## Stated goal
Look through the data below. Collect every line where the word "Chinese" occurs.

## Task material
----------------

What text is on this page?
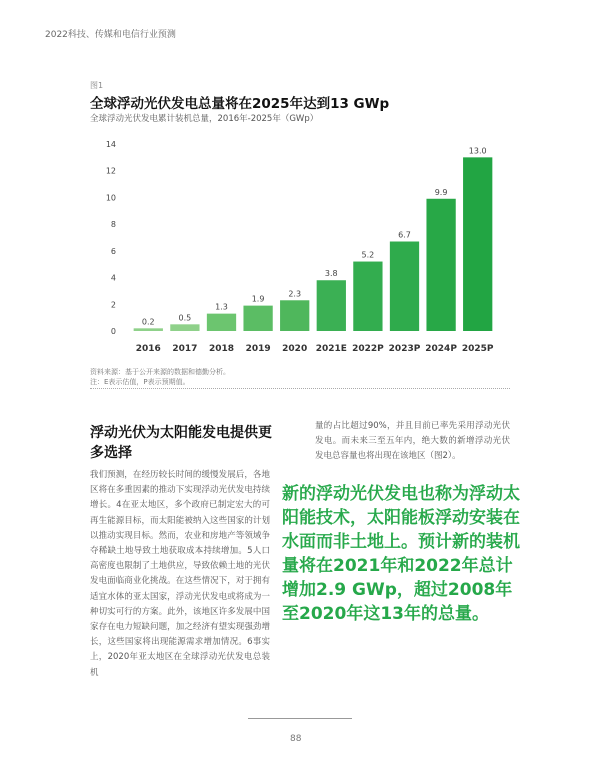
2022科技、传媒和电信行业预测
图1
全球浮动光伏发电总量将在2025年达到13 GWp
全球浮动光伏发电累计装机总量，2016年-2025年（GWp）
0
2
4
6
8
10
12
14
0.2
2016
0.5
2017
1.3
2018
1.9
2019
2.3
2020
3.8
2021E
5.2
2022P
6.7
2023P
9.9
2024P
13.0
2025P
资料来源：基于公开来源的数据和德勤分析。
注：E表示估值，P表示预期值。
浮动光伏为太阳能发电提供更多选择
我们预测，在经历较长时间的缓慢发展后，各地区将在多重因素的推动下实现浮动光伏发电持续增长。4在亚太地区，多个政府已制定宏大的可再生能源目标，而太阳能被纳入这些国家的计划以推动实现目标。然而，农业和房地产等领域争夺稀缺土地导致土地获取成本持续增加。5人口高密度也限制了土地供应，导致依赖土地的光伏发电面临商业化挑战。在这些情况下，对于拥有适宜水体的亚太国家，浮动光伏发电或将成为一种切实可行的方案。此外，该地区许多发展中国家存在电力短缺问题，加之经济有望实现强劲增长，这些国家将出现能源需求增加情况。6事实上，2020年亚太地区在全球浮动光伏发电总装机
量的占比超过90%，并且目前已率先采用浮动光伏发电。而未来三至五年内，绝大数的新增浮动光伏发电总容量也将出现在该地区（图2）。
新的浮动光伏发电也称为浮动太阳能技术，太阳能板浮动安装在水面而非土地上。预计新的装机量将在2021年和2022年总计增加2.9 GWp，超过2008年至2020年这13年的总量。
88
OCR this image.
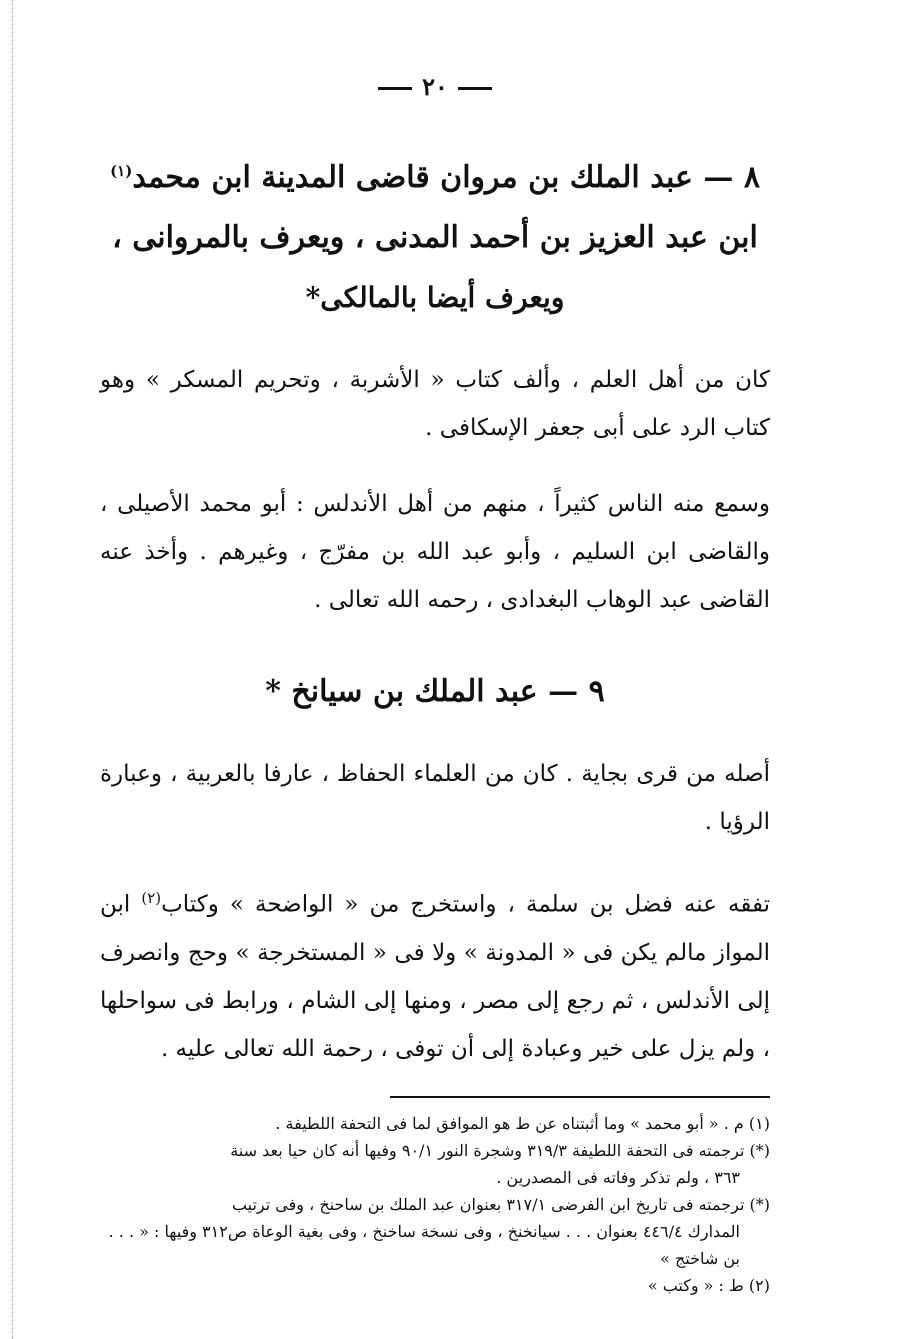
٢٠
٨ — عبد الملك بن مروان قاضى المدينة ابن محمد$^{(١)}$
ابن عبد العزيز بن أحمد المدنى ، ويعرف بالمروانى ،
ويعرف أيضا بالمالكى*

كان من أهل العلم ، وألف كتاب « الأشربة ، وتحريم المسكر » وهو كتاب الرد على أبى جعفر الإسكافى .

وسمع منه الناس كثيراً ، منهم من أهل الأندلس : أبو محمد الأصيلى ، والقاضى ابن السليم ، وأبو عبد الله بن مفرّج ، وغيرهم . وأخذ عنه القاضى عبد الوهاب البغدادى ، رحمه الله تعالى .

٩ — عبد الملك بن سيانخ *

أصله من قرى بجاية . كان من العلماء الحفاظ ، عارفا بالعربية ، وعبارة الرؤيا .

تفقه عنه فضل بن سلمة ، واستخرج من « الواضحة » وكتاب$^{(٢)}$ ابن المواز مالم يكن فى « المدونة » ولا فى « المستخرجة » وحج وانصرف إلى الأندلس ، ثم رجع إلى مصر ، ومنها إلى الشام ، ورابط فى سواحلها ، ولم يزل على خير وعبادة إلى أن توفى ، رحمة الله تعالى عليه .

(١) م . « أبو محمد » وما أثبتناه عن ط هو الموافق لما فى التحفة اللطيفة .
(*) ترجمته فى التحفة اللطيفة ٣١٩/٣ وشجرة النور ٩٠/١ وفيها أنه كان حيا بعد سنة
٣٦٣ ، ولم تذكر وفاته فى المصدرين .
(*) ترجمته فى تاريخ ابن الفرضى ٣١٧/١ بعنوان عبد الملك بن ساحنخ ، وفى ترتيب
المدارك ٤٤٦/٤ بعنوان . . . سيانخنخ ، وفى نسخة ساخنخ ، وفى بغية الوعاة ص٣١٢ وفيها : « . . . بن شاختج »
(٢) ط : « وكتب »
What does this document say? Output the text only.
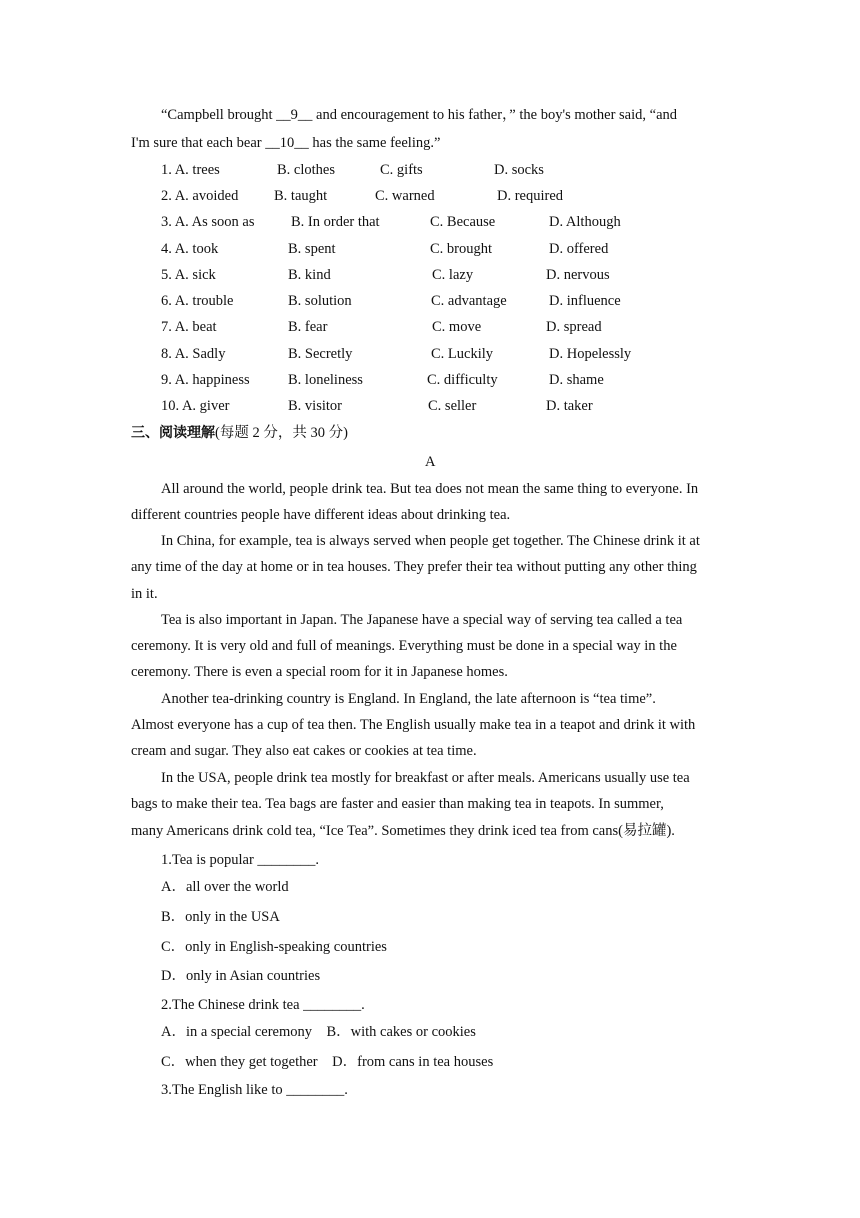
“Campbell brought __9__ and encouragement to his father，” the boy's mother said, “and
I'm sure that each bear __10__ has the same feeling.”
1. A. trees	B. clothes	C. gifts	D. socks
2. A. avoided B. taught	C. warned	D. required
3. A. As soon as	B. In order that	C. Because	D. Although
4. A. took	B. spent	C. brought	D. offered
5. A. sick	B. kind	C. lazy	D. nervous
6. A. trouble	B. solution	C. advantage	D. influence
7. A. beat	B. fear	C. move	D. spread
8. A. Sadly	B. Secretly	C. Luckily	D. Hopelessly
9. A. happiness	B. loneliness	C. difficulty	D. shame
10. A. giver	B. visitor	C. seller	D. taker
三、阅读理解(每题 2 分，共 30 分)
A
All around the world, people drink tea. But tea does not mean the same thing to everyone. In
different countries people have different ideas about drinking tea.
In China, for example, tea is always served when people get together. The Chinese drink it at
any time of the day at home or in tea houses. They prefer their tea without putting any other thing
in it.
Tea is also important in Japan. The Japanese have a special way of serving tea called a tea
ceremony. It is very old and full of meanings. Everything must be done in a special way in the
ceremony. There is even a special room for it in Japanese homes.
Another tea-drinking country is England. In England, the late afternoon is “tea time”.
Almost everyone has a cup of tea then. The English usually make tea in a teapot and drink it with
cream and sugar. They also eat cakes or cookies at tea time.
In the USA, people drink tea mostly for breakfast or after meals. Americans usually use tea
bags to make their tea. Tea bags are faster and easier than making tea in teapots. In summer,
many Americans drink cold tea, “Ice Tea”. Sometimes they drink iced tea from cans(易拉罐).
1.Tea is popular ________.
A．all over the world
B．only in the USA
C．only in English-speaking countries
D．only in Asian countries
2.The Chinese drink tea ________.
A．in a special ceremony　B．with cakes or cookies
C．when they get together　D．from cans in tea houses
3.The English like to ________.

----------------

## Correct answer
In China, for example, tea is always served when people get together. The Chinese drink it at
2.The Chinese drink tea ________.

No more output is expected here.